* Stated goal
Keep only those lines of the records that include the string "Median".

* START *

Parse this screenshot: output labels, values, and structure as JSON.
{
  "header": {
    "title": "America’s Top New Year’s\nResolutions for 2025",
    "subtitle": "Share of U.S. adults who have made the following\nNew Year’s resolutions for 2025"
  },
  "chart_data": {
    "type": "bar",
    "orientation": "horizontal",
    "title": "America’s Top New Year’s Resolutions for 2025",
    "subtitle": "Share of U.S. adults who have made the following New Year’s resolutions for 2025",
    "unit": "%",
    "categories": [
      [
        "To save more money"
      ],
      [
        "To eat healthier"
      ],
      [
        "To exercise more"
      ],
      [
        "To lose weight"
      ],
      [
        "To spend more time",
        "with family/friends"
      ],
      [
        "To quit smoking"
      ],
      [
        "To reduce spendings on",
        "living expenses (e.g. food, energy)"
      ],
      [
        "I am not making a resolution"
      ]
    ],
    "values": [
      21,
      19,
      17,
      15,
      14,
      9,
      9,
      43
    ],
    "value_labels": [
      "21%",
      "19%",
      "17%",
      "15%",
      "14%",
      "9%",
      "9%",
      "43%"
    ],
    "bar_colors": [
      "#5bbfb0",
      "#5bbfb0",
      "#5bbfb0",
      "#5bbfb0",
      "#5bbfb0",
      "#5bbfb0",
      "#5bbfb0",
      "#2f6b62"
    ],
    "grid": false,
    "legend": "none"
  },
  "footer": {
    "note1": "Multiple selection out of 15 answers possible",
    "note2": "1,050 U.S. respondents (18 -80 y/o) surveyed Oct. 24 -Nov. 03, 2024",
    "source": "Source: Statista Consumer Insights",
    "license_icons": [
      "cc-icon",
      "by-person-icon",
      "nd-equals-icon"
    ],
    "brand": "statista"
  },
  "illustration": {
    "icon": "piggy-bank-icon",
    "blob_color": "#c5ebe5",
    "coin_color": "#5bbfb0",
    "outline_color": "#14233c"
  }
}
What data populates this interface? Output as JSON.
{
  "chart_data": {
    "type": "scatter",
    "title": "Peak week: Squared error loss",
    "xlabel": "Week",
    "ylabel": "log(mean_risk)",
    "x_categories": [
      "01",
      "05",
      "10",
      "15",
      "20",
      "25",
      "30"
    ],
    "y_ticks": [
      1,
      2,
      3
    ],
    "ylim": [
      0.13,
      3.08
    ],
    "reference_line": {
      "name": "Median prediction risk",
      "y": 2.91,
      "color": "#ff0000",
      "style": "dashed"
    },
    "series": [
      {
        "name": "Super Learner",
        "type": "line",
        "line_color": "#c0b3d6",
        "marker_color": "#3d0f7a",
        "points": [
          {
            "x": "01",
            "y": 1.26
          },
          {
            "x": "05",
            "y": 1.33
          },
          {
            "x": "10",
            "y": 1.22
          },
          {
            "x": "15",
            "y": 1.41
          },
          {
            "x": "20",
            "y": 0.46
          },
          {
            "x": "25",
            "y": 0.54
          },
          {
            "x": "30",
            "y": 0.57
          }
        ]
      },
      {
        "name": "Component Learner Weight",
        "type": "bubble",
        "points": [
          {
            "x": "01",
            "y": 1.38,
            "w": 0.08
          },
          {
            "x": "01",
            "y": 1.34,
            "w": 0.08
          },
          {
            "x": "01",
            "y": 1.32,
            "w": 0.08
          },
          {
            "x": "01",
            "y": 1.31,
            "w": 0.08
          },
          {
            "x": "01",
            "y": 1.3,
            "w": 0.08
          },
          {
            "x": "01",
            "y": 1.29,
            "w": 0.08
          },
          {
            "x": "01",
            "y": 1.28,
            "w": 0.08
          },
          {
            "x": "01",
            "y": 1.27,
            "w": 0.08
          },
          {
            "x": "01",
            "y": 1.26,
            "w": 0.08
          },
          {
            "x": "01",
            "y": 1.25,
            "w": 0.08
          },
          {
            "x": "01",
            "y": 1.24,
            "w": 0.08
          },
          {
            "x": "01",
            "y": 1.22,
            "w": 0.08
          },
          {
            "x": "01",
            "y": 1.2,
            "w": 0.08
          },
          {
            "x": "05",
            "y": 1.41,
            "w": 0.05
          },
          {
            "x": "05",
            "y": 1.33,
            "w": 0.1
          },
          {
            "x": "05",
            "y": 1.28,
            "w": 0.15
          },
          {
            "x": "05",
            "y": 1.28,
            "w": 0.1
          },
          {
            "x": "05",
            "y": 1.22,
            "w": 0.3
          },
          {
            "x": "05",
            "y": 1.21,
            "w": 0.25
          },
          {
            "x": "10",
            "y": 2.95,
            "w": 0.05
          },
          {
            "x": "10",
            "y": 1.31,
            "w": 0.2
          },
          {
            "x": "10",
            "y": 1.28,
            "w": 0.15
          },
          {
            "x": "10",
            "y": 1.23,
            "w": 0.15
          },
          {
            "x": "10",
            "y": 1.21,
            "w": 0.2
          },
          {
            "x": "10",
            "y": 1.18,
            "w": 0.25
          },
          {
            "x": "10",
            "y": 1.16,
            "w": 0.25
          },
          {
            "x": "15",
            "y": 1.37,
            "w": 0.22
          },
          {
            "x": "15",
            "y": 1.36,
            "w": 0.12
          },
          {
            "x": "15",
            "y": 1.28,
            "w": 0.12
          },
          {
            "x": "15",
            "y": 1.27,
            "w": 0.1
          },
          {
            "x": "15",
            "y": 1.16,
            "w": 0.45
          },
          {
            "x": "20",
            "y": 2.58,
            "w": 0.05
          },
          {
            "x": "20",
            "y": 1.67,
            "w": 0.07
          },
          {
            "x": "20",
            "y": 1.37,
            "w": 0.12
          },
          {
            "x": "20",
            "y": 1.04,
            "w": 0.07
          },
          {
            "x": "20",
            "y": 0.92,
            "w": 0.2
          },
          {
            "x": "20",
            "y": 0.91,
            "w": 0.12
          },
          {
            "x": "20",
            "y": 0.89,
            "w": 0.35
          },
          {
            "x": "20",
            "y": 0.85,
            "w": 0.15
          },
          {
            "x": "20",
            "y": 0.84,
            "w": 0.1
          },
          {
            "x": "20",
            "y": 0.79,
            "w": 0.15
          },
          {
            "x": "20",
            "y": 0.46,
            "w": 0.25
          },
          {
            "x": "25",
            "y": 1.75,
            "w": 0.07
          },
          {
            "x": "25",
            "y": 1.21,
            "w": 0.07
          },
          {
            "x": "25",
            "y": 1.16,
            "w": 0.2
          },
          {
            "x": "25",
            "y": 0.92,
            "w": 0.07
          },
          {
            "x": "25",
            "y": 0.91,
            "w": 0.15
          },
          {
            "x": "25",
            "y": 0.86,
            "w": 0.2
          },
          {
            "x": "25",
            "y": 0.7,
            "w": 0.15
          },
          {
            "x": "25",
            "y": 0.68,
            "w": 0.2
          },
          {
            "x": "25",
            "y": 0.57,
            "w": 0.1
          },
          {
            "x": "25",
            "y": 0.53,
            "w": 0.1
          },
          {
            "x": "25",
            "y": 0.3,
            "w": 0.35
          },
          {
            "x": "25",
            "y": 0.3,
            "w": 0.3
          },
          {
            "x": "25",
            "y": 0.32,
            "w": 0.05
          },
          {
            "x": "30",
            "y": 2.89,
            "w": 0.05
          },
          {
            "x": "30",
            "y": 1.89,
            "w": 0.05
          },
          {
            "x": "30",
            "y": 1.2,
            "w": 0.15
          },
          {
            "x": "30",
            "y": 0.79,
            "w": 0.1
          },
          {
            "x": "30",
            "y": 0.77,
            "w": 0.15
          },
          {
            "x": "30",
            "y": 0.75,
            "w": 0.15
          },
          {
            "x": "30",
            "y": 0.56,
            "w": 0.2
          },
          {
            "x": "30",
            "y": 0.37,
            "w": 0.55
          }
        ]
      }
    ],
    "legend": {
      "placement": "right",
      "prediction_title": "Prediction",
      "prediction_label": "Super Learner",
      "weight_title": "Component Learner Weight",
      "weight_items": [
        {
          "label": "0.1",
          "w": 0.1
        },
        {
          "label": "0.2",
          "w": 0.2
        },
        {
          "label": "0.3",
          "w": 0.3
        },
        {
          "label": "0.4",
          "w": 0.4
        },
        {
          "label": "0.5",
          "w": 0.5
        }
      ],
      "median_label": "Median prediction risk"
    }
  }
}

* END *
* START *

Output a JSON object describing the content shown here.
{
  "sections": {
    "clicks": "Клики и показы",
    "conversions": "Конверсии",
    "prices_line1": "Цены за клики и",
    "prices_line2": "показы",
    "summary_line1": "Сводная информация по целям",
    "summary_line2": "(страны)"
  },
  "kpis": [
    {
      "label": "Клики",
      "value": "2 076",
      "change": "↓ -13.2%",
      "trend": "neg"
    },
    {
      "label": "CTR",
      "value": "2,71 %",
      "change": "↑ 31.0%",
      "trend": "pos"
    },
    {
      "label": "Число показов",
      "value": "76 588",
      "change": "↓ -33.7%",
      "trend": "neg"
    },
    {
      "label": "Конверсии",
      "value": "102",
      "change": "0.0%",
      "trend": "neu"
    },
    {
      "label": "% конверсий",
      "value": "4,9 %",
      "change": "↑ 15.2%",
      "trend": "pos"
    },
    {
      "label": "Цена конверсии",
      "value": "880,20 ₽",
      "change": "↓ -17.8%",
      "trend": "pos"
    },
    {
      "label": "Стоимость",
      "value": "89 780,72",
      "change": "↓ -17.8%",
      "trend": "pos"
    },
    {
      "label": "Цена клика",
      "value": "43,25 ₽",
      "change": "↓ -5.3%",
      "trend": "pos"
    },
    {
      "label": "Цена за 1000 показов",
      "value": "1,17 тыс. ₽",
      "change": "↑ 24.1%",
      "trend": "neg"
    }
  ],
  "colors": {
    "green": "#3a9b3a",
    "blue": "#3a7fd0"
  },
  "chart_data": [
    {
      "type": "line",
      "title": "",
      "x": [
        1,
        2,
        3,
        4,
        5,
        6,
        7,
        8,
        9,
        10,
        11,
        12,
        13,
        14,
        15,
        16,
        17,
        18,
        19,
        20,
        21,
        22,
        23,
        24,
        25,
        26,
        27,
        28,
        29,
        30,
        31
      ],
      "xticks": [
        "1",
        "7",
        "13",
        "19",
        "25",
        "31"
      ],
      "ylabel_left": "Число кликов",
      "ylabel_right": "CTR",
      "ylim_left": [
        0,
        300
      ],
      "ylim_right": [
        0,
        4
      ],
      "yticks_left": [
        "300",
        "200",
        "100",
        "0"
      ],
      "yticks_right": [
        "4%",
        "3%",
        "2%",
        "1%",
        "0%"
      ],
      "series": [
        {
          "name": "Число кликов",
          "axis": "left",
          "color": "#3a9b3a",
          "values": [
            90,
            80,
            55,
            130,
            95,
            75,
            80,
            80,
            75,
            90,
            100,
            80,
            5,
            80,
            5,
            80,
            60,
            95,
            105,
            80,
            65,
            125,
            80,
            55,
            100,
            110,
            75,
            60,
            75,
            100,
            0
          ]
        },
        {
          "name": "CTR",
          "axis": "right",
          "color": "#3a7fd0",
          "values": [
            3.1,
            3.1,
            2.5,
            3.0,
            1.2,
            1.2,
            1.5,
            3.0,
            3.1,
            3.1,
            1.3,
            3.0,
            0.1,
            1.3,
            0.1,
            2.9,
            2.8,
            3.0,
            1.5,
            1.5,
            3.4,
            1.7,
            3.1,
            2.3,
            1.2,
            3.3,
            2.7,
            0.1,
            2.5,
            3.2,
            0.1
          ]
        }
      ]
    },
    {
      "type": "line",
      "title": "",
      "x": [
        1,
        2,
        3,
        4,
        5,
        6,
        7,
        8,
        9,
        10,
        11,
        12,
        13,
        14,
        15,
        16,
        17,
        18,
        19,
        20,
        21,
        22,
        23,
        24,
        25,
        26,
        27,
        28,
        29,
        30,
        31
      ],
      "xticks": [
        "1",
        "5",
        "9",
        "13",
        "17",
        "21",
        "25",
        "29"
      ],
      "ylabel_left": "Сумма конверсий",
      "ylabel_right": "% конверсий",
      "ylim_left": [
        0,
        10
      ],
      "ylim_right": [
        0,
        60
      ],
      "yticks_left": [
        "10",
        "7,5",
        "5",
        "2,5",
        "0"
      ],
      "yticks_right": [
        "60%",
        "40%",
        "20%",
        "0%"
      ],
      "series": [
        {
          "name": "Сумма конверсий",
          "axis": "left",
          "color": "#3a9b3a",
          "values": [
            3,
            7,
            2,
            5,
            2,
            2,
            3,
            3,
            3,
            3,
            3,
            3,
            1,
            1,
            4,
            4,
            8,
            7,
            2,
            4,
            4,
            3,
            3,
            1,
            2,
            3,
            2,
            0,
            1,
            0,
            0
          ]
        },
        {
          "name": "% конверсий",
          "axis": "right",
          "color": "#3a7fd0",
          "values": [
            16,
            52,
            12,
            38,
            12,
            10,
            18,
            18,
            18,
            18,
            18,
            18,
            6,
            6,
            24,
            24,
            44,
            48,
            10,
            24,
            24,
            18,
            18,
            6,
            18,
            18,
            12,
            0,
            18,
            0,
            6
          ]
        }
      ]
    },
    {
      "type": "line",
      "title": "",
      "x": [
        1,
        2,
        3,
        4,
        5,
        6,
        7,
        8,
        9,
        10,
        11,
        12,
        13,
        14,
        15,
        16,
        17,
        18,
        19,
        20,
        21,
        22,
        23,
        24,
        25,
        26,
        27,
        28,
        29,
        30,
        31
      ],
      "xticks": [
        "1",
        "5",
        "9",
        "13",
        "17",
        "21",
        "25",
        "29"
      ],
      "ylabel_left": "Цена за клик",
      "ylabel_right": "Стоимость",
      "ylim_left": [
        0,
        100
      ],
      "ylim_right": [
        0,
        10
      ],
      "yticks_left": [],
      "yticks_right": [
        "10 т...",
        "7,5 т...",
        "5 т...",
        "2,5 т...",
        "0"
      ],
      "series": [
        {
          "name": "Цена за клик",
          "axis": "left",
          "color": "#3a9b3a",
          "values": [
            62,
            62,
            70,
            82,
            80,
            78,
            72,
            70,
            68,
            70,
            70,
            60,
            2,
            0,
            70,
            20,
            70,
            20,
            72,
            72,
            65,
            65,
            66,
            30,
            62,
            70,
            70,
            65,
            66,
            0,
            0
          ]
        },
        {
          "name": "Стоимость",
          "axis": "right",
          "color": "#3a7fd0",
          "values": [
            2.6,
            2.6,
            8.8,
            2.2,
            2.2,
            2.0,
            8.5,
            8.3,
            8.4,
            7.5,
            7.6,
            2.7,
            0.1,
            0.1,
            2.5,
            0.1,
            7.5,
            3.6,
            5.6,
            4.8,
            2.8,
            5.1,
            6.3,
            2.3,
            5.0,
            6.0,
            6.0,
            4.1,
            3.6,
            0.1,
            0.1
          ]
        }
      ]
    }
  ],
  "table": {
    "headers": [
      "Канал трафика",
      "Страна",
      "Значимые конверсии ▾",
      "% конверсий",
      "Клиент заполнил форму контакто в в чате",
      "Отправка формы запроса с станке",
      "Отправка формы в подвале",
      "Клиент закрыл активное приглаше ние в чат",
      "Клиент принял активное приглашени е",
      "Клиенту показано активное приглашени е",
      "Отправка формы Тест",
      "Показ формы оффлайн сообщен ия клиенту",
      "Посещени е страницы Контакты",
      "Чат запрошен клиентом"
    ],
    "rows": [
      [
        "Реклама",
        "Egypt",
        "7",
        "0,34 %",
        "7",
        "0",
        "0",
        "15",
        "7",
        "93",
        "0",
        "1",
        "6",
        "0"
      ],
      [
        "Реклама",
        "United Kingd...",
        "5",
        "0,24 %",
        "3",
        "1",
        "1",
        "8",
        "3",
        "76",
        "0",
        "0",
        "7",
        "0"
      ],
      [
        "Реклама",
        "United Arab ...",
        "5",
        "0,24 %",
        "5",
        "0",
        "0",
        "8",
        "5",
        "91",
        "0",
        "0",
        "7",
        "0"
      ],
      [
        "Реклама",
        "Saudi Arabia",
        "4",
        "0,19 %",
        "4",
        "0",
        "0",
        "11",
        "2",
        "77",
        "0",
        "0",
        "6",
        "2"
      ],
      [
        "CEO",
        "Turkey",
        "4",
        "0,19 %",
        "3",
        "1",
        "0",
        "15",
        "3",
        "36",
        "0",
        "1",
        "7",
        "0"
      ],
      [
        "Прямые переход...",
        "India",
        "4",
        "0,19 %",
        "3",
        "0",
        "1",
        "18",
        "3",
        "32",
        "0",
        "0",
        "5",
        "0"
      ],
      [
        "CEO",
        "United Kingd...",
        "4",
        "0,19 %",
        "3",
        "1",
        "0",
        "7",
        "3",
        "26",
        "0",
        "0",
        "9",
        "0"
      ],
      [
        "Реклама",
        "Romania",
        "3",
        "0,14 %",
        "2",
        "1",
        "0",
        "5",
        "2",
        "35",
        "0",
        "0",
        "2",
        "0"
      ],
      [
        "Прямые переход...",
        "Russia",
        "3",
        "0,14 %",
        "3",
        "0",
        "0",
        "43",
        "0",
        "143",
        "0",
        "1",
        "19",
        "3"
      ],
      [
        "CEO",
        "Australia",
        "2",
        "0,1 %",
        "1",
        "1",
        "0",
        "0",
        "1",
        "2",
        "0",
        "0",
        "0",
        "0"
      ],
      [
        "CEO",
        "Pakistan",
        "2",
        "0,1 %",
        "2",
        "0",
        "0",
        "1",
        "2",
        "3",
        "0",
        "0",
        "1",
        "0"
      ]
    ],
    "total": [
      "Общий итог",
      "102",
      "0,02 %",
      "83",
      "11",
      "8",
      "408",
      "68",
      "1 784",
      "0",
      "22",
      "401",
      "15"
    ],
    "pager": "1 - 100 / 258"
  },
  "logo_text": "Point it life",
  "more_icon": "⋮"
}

* END *
* START *

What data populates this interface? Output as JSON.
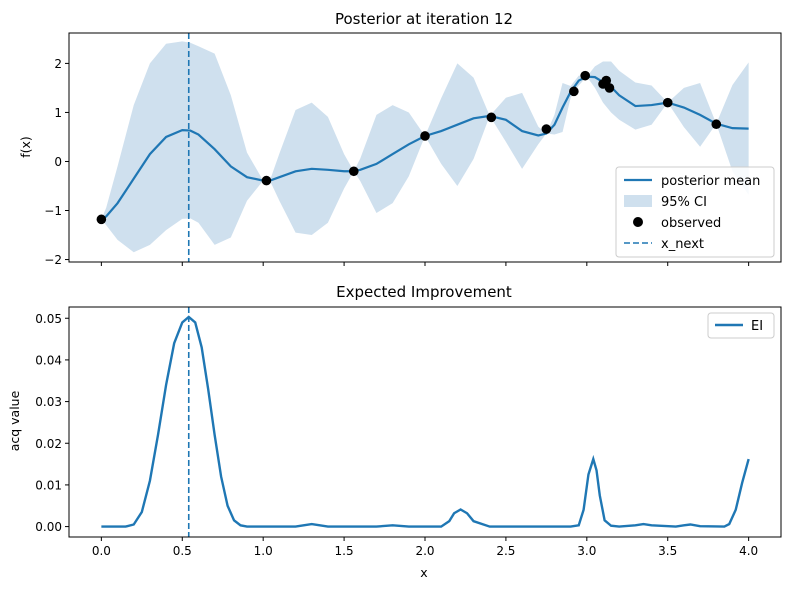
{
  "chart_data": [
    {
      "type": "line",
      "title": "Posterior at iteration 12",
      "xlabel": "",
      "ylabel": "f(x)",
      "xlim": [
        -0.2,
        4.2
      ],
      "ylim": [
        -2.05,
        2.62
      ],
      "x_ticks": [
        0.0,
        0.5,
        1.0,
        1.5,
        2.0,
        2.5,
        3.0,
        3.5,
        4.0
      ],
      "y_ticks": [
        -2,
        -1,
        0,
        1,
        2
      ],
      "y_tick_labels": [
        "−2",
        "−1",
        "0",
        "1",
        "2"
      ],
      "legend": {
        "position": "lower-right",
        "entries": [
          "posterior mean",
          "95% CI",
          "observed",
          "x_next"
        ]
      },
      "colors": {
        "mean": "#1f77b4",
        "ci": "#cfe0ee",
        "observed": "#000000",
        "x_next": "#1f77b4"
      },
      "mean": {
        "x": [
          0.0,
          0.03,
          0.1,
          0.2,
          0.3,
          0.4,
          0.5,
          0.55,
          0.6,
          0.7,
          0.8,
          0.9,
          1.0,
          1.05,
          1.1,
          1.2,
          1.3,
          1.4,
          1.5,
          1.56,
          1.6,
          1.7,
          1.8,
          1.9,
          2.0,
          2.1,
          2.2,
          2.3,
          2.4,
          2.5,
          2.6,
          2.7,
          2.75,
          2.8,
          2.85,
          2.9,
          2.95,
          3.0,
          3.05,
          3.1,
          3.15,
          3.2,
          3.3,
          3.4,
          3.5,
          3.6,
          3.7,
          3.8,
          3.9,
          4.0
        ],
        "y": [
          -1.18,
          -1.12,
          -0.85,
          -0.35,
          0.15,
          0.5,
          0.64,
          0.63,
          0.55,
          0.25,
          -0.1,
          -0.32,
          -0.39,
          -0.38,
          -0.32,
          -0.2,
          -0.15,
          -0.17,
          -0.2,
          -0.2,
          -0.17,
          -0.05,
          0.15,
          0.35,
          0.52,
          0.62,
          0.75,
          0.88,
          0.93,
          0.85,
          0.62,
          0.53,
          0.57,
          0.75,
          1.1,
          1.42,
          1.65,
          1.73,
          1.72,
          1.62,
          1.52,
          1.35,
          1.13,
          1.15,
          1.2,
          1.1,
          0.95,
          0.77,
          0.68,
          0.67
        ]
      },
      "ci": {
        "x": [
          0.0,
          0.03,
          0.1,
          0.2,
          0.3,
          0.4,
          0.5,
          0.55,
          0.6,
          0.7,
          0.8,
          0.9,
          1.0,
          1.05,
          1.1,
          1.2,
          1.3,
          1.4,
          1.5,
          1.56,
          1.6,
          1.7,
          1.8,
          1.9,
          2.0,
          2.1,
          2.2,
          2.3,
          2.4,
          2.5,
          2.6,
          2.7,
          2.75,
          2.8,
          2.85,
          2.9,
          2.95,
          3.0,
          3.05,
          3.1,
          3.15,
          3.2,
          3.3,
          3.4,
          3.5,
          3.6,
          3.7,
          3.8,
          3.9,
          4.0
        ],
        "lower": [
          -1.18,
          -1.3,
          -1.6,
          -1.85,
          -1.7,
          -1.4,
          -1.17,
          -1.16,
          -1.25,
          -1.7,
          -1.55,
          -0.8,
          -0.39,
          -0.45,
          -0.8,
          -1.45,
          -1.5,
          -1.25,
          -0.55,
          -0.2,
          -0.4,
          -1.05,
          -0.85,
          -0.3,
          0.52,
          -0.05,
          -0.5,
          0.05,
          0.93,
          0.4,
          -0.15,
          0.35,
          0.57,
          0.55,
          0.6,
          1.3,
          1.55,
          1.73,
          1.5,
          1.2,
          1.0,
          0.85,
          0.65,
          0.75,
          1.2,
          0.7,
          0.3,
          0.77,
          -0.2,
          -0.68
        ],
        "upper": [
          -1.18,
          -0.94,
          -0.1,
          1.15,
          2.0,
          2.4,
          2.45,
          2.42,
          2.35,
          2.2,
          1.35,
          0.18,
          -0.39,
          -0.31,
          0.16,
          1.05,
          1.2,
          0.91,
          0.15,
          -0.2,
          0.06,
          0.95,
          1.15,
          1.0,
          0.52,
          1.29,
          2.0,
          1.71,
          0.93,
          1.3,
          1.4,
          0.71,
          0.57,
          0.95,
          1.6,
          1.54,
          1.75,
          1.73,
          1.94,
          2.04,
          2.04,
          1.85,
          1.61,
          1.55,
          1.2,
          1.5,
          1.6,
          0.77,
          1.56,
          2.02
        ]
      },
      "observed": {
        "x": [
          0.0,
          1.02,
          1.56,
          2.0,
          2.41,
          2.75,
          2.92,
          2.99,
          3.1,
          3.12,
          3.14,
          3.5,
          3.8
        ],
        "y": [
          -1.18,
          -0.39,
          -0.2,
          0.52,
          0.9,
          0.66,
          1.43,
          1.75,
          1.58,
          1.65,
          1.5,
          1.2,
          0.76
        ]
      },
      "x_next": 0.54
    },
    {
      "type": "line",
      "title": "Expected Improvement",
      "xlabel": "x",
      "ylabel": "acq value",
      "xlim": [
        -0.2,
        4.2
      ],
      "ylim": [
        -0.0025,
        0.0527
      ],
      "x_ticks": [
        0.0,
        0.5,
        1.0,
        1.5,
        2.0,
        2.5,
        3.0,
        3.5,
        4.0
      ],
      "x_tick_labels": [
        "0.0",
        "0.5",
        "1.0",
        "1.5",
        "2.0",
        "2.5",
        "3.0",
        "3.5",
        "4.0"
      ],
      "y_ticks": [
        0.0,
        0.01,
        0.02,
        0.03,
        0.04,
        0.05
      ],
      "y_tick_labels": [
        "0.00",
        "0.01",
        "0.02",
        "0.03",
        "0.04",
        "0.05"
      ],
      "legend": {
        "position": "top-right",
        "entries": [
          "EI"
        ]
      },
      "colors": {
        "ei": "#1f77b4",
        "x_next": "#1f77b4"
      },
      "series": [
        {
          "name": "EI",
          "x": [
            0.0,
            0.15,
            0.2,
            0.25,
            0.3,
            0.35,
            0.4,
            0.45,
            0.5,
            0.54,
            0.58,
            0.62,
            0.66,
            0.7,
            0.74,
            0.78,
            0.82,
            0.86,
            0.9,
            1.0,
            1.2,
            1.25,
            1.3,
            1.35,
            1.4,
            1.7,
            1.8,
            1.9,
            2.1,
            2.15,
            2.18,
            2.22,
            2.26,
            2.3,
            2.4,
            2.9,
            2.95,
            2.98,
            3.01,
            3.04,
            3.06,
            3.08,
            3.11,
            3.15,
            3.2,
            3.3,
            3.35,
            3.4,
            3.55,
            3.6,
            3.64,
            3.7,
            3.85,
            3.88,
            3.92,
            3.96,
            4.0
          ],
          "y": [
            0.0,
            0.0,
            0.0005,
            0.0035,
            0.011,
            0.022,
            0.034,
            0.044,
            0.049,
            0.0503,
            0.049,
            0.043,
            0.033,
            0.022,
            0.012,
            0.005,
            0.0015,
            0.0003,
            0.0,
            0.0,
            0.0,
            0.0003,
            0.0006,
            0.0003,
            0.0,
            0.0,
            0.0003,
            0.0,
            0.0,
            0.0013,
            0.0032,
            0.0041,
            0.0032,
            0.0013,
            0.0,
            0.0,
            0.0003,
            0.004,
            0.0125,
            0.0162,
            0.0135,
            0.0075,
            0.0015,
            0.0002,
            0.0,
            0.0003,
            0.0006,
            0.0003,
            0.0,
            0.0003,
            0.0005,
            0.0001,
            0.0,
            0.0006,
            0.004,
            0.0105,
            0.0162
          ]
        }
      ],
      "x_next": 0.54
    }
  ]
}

* END *

* The reply
      "name": "Median prediction risk",
      "median_label": "Median prediction risk"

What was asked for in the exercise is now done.